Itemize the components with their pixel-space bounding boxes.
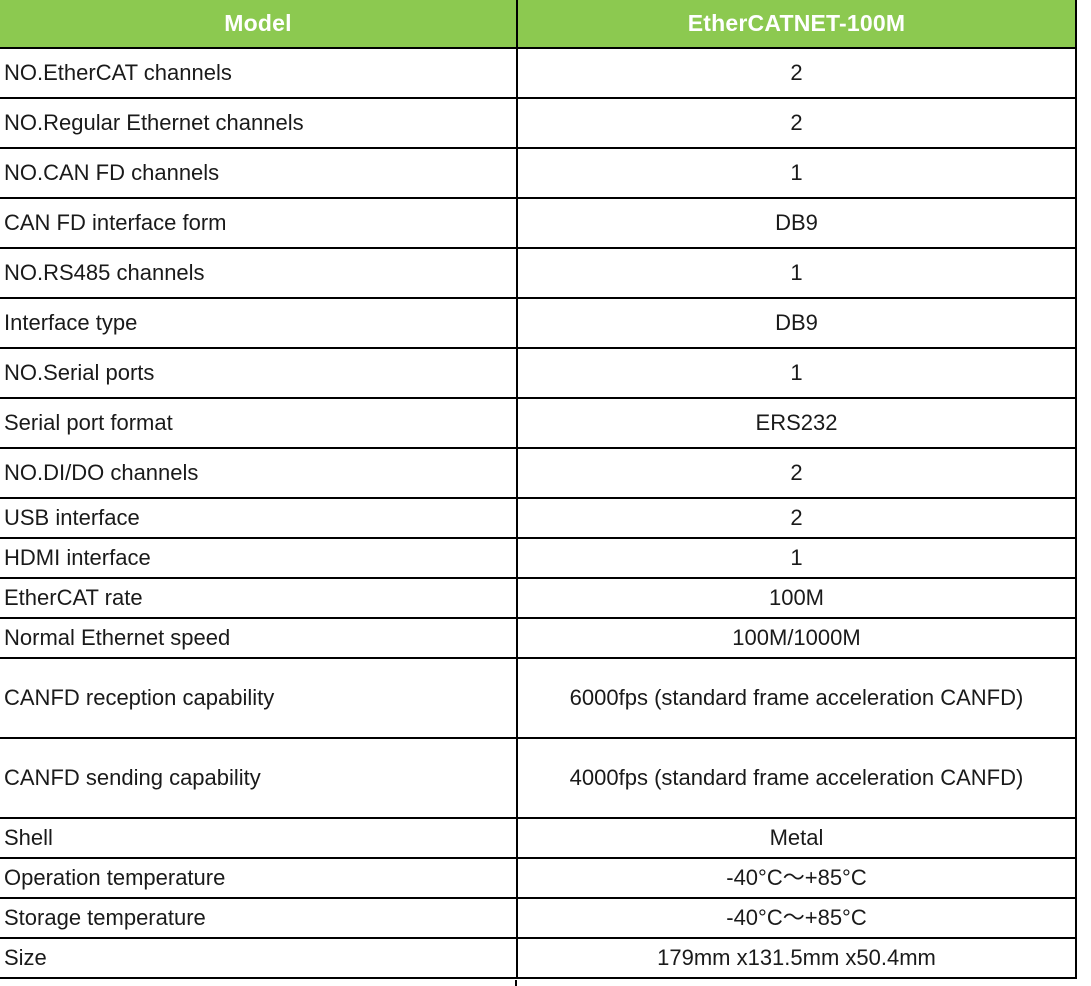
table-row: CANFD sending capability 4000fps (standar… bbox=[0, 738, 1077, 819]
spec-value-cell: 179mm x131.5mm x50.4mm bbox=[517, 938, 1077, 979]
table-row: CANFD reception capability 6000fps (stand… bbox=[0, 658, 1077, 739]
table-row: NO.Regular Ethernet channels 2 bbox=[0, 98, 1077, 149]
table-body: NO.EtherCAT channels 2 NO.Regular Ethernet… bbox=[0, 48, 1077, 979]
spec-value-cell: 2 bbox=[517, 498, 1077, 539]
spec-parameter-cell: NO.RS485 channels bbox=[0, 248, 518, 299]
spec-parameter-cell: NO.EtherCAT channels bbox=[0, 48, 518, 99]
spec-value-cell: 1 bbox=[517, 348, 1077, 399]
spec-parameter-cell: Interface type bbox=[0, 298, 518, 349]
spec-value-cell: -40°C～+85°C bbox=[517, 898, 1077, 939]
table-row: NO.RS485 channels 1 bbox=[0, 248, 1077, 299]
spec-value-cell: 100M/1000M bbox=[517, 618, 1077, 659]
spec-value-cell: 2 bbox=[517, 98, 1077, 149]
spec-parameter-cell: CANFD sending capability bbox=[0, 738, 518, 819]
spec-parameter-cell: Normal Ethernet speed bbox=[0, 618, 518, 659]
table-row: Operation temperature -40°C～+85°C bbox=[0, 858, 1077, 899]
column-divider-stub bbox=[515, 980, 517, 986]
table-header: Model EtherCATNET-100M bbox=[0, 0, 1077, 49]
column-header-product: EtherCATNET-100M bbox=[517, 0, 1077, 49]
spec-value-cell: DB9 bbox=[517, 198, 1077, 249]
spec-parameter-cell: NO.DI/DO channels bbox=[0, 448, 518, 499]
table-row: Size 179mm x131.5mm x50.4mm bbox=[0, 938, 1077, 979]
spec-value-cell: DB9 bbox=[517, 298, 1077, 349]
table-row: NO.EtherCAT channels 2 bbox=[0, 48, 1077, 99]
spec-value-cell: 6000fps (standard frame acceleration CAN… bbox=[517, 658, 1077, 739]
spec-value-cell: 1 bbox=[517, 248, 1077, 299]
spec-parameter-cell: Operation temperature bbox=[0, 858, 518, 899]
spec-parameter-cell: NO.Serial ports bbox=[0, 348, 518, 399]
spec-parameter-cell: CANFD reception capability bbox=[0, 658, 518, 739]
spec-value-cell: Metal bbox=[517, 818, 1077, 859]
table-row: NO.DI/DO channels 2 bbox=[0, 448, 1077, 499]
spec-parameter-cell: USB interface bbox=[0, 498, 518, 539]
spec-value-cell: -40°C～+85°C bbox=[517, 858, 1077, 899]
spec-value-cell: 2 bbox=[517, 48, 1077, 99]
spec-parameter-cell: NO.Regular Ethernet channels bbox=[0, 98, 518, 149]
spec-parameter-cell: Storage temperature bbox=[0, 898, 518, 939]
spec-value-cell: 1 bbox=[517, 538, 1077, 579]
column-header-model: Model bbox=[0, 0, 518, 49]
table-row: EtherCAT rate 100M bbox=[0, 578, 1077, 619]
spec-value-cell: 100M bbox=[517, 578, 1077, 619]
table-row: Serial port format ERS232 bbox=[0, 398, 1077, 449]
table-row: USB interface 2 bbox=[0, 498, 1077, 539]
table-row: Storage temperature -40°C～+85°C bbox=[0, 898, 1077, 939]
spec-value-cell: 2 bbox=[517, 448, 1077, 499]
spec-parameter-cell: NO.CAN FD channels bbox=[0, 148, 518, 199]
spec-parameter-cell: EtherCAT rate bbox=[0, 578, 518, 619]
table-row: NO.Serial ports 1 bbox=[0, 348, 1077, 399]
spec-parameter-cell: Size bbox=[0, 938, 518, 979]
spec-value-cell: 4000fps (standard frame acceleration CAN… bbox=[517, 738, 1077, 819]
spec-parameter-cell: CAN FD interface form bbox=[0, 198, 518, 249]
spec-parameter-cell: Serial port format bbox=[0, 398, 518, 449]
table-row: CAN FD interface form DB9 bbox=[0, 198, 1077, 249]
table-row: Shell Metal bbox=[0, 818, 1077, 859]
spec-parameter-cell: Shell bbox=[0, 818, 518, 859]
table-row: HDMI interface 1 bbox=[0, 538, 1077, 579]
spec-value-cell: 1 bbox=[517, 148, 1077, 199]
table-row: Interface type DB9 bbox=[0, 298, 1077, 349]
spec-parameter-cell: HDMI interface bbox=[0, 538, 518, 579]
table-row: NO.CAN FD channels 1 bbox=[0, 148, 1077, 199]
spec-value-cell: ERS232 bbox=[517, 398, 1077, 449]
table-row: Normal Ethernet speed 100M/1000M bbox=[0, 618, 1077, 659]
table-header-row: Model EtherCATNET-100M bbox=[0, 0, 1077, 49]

__________

**GOAL:** Identify every line in the listing above that contains the string "header", matching case exactly, and copy each of those lines.

**WRITTEN ANSWER:**
table-header: Model EtherCATNET-100M bbox=[0, 0, 1077, 49]
column-header-product: EtherCATNET-100M bbox=[517, 0, 1077, 49]
column-header-model: Model bbox=[0, 0, 518, 49]
table-header-row: Model EtherCATNET-100M bbox=[0, 0, 1077, 49]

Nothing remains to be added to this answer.